+++ DATASET ENTRIES

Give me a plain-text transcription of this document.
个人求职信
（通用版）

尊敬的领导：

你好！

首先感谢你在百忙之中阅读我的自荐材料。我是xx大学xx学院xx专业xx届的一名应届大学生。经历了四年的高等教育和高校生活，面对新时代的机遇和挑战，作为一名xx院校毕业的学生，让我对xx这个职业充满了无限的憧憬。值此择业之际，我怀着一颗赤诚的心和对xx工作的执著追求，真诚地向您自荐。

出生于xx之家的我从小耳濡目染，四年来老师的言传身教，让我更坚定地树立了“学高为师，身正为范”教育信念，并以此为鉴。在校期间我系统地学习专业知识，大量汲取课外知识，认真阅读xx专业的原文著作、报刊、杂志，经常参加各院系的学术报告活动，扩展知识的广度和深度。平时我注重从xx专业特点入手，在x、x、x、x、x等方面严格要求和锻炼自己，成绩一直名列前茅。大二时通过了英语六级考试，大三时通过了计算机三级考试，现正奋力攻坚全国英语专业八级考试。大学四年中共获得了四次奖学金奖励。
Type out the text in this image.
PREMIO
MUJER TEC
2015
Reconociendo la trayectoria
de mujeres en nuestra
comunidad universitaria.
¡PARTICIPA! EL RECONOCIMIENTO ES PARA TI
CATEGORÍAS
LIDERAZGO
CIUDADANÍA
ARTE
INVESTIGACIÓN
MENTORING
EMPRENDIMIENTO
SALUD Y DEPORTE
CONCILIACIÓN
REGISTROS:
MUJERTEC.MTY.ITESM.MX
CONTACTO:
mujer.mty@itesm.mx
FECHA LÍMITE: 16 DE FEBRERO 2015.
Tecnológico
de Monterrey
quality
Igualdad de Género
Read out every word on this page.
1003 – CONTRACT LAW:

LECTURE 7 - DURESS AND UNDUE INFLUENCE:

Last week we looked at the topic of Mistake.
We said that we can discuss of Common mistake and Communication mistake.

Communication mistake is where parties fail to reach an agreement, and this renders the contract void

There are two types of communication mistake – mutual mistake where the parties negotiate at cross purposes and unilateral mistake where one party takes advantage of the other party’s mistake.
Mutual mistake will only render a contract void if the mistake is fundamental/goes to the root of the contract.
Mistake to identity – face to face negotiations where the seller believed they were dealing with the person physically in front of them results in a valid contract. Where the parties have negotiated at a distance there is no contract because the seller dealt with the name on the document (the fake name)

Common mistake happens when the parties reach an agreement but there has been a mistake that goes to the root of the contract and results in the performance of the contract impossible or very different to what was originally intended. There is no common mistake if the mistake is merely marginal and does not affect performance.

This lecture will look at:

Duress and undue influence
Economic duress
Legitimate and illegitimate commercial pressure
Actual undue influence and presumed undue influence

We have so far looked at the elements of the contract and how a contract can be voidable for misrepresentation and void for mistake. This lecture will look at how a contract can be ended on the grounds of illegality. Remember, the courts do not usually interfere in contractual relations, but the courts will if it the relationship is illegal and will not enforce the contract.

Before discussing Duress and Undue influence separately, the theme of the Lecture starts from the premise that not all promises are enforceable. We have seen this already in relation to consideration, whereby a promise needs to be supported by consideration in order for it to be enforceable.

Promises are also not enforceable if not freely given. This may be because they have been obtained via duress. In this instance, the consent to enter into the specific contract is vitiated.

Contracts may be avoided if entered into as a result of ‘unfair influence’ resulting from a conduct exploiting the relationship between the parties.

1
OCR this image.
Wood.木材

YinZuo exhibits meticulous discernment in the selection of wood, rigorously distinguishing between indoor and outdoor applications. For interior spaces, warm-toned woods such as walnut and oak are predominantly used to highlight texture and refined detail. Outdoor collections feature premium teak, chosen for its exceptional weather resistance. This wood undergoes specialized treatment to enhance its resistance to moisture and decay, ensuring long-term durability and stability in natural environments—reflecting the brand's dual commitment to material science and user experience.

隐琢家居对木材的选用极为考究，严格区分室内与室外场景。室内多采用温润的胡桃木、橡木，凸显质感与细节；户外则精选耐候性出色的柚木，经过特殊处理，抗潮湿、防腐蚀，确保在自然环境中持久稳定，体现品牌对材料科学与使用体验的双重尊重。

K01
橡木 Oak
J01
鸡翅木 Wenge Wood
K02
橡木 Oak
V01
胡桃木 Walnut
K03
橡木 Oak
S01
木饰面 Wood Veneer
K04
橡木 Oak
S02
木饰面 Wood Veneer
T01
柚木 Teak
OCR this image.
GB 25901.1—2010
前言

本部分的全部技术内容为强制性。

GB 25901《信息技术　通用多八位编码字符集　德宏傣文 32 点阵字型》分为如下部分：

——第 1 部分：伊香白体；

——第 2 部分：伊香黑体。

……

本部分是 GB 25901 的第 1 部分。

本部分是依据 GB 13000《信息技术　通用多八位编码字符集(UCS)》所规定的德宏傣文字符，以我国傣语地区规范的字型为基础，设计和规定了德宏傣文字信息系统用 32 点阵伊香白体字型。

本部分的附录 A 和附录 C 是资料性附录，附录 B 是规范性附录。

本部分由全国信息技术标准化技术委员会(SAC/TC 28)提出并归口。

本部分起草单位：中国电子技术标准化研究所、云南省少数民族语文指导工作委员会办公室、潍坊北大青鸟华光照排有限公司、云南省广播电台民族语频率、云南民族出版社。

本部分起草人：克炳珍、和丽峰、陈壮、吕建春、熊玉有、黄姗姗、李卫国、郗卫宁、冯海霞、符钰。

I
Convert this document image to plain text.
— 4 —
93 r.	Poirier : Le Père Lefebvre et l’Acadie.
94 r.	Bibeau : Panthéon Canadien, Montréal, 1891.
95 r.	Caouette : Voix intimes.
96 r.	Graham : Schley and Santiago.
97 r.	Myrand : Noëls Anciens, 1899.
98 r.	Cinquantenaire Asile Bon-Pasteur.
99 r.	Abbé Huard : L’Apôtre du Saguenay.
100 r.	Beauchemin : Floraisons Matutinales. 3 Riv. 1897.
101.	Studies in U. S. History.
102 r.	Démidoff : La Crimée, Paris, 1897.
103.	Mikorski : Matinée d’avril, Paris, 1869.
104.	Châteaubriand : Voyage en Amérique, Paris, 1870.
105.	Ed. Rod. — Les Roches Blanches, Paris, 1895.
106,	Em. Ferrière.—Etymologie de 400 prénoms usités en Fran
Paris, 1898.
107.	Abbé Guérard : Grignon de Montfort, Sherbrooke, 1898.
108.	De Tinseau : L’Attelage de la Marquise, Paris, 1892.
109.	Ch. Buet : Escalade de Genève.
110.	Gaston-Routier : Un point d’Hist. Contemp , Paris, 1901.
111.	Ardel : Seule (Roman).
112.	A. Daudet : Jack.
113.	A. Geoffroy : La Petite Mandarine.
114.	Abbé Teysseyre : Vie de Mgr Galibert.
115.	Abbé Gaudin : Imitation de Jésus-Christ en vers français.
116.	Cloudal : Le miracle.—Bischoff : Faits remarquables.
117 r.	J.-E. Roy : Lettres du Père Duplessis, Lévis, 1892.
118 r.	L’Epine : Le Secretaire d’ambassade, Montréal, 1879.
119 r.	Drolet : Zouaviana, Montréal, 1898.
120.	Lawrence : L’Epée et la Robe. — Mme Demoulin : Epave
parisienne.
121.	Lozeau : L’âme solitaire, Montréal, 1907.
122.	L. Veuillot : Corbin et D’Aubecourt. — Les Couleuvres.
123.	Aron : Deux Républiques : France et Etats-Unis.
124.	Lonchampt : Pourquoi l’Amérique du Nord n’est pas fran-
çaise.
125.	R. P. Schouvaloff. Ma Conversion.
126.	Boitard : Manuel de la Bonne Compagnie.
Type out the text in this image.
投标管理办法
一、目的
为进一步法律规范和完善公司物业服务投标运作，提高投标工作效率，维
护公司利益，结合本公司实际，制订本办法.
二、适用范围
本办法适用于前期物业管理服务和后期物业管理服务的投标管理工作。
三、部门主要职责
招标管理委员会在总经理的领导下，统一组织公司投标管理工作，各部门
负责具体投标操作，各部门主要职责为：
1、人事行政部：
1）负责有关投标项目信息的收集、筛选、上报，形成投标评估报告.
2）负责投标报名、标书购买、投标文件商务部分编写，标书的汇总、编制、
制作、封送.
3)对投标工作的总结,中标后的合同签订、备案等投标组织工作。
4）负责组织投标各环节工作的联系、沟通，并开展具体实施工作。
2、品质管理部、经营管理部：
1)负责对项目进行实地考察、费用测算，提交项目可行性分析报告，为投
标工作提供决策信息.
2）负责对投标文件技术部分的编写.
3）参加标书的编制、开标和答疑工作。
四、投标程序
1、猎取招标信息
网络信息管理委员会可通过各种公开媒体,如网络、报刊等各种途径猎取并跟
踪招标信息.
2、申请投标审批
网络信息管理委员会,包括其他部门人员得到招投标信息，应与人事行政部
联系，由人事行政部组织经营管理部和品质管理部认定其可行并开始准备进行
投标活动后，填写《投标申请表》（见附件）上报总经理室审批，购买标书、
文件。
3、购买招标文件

++++++

- _WHAT NEEDS TO BE DONE_:
Your task is to pick out every line with the string "通用多八位编码字符集" and copy it.

- _TASK RESULT_:
GB 25901《信息技术　通用多八位编码字符集　德宏傣文 32 点阵字型》分为如下部分：
本部分是依据 GB 13000《信息技术　通用多八位编码字符集(UCS)》所规定的德宏傣文字符，以我国傣语地区规范的字型为基础，设计和规定了德宏傣文字信息系统用 32 点阵伊香白体字型。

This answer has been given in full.